* STATED EXERCISE
Render the following material again verbatim, leaving nothing out.

* ENTRIES
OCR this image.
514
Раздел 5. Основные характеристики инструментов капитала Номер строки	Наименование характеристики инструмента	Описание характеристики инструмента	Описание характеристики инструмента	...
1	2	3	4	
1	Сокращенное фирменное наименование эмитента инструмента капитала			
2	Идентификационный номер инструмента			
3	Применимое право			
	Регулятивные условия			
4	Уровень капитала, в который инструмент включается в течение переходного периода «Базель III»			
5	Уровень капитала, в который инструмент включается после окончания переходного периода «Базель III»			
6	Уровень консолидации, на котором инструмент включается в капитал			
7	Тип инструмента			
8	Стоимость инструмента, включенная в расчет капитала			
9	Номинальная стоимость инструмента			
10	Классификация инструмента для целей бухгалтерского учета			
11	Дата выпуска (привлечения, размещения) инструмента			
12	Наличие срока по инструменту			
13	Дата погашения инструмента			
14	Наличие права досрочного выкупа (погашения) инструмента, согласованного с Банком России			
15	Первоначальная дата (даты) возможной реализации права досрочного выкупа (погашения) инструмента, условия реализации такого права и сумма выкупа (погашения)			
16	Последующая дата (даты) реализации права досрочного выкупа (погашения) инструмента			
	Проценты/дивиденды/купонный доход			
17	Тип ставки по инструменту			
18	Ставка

* COMPLETE ANSWER
OCR this image.
514
Раздел 5. Основные характеристики инструментов капитала Номер строки	Наименование характеристики инструмента	Описание характеристики инструмента	Описание характеристики инструмента	...
1	2	3	4	
1	Сокращенное фирменное наименование эмитента инструмента капитала			
2	Идентификационный номер инструмента			
3	Применимое право			
	Регулятивные условия			
4	Уровень капитала, в который инструмент включается в течение переходного периода «Базель III»			
5	Уровень капитала, в который инструмент включается после окончания переходного периода «Базель III»			
6	Уровень консолидации, на котором инструмент включается в капитал			
7	Тип инструмента			
8	Стоимость инструмента, включенная в расчет капитала			
9	Номинальная стоимость инструмента			
10	Классификация инструмента для целей бухгалтерского учета			
11	Дата выпуска (привлечения, размещения) инструмента			
12	Наличие срока по инструменту			
13	Дата погашения инструмента			
14	Наличие права досрочного выкупа (погашения) инструмента, согласованного с Банком России			
15	Первоначальная дата (даты) возможной реализации права досрочного выкупа (погашения) инструмента, условия реализации такого права и сумма выкупа (погашения)			
16	Последующая дата (даты) реализации права досрочного выкупа (погашения) инструмента			
	Проценты/дивиденды/купонный доход			
17	Тип ставки по инструменту			
18	Ставка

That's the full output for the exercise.